## WRITTEN EXERCISE
Find the word "Klempner" in the listing; pull out each line holding it.

## RECORDS SUPPLIED
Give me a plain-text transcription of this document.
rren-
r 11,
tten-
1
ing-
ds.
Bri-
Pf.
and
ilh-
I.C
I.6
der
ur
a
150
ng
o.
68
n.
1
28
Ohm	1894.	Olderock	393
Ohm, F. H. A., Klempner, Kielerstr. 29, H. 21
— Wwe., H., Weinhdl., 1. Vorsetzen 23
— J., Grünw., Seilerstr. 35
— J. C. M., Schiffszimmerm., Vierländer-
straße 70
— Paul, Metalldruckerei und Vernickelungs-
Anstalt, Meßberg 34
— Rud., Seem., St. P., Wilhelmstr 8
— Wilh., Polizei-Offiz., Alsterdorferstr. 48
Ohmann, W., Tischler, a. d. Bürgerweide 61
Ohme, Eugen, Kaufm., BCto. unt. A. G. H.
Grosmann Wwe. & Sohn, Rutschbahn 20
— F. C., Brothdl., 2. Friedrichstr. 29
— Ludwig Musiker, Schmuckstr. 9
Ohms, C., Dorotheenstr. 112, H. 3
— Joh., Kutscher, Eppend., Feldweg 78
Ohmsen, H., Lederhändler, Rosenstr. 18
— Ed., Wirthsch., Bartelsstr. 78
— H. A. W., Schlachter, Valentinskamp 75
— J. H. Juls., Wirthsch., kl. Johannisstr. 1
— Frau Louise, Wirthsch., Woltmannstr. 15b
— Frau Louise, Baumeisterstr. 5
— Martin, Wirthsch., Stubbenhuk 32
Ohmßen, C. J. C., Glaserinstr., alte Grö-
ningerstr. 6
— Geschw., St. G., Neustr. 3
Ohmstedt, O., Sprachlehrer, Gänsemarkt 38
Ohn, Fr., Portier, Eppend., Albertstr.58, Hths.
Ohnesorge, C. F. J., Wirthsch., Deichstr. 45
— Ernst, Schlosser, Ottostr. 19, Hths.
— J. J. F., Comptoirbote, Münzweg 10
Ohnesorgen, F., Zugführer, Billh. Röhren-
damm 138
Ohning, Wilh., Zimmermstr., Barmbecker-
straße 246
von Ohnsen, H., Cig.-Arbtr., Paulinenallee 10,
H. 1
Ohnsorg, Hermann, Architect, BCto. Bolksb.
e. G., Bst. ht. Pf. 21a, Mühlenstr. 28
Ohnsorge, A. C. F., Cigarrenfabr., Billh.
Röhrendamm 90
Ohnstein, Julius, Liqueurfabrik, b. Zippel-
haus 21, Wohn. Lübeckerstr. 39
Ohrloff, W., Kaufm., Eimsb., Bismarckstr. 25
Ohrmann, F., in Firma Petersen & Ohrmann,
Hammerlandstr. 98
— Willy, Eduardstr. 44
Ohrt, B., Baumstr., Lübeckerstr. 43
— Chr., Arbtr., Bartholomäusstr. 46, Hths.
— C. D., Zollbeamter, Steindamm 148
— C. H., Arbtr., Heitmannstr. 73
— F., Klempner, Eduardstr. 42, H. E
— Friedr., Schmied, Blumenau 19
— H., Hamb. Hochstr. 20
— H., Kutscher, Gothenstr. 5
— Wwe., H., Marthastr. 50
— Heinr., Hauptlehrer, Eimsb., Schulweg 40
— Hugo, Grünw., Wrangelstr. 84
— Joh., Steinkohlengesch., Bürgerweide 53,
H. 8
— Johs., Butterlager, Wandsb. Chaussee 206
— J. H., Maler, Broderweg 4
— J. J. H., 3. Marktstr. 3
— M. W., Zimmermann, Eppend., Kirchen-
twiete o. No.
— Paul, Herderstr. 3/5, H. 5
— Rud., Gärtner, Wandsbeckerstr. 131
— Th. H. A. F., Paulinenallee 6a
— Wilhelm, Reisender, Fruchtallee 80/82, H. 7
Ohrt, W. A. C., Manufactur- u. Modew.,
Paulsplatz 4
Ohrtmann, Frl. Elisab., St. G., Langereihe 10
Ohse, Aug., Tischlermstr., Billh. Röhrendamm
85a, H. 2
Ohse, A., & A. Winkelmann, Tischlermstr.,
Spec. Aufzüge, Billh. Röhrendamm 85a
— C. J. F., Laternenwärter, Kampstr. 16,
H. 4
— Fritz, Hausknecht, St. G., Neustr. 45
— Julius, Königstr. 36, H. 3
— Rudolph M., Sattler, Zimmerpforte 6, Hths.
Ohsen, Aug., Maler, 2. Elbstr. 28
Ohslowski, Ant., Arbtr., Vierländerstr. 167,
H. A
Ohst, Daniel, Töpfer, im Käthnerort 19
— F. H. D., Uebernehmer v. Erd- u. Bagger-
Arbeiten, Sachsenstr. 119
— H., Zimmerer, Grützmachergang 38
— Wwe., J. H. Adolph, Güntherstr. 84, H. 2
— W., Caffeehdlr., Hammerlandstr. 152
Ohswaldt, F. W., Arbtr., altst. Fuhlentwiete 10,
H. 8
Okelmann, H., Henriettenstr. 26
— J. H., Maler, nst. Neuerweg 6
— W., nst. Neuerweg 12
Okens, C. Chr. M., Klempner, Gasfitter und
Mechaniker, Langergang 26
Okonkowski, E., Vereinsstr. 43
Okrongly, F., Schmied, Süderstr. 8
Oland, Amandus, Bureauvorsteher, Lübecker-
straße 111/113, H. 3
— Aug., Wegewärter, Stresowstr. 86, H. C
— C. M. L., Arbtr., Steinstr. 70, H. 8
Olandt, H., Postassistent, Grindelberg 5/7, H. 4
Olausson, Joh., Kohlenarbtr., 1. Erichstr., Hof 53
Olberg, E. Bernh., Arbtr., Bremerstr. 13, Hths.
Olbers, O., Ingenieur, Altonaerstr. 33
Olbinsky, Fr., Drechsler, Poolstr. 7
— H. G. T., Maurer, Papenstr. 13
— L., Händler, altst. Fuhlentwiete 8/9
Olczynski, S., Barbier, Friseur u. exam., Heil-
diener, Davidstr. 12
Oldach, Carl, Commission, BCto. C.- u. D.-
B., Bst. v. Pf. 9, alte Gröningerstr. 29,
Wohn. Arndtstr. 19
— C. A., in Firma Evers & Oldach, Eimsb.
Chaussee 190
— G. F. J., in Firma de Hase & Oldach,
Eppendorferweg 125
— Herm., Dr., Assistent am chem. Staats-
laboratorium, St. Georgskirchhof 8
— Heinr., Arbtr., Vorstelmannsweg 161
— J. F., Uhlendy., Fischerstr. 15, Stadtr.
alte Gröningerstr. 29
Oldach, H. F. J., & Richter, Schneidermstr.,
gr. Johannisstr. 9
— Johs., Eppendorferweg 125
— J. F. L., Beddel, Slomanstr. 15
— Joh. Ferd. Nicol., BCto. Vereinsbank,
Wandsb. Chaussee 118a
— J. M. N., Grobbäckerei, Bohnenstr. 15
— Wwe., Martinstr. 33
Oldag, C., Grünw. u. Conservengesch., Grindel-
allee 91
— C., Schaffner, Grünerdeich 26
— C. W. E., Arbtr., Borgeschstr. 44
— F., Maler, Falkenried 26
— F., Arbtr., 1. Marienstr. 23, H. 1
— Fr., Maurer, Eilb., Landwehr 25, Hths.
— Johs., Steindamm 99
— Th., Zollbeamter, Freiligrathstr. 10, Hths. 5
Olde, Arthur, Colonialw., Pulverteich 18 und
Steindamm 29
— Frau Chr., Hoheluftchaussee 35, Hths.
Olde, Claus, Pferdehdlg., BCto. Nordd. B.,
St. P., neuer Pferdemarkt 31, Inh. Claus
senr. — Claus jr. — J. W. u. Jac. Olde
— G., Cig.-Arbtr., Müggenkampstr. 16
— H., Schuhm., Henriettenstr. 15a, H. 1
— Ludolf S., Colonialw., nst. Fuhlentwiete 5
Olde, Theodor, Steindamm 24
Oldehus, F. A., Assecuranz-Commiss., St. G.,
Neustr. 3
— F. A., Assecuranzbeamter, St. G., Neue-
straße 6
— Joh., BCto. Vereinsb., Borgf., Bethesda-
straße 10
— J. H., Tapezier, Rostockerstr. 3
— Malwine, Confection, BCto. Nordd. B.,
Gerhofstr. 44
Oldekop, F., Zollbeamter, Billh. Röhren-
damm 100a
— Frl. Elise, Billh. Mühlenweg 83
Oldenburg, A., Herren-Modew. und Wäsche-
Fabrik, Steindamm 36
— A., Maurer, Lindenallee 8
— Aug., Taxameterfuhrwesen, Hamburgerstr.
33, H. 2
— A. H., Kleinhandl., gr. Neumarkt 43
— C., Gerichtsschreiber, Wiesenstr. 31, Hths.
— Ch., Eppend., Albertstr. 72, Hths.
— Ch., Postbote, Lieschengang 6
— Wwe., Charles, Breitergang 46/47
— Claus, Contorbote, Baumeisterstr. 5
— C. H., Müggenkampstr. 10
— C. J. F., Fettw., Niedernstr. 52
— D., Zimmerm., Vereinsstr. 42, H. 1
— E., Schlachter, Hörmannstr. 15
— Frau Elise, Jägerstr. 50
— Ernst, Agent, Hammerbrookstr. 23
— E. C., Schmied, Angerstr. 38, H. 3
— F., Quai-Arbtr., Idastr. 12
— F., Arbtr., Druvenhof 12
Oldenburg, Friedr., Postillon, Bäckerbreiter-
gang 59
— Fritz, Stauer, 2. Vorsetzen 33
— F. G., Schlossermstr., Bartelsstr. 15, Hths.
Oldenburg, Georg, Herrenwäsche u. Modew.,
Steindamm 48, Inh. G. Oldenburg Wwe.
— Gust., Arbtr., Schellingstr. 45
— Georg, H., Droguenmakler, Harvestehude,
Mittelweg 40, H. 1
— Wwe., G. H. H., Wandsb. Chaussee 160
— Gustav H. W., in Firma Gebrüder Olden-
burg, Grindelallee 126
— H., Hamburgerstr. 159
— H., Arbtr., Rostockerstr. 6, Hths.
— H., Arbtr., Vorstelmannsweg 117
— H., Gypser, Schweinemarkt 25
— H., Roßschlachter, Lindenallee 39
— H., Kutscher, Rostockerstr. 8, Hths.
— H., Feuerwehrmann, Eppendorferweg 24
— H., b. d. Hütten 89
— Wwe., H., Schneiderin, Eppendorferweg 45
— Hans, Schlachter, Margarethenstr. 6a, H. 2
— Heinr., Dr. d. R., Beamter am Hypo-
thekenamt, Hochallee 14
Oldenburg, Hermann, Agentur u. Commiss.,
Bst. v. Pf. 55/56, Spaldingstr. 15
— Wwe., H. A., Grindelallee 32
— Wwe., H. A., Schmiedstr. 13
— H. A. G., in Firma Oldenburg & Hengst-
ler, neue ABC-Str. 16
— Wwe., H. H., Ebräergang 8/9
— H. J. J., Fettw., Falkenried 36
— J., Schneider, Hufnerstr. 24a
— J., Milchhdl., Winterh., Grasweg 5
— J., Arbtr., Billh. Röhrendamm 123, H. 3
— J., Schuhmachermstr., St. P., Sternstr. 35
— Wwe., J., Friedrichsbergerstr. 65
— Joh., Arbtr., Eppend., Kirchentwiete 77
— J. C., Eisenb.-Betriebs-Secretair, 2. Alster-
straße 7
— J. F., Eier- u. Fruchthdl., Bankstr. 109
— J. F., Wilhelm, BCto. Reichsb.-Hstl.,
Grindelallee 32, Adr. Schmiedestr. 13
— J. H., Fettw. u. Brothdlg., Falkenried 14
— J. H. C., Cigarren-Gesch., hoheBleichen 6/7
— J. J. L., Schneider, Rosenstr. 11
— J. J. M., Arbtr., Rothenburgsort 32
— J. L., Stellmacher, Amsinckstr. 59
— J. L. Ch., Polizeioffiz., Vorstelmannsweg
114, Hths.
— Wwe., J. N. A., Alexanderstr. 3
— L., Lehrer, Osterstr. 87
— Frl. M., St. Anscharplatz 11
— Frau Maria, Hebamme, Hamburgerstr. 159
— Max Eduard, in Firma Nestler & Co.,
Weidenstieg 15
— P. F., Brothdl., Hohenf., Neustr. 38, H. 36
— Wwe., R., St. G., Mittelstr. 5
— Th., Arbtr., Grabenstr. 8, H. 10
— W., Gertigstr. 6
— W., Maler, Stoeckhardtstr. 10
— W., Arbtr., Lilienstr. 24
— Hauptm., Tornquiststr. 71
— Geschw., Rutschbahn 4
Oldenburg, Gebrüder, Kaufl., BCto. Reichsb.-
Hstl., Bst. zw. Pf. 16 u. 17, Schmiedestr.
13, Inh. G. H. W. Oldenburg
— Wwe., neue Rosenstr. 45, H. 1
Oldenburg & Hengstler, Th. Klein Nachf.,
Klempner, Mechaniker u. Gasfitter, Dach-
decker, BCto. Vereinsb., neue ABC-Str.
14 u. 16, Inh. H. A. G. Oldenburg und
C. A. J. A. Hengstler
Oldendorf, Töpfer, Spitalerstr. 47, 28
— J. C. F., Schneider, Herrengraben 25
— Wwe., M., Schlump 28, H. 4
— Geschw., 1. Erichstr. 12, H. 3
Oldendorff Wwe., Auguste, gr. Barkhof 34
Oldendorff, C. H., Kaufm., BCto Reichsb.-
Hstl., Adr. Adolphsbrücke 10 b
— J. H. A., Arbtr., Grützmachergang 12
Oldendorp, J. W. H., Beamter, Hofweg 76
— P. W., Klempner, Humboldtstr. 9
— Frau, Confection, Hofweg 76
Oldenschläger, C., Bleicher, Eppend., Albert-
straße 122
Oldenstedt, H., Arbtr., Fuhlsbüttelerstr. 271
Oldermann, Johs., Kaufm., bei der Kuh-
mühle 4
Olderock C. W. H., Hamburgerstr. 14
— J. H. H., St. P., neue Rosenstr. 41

## SOLUTION
Ohm, F. H. A., Klempner, Kielerstr. 29, H. 21
— F., Klempner, Eduardstr. 42, H. E
Okens, C. Chr. M., Klempner, Gasfitter und
Klempner, Mechaniker u. Gasfitter, Dach-
— P. W., Klempner, Humboldtstr. 9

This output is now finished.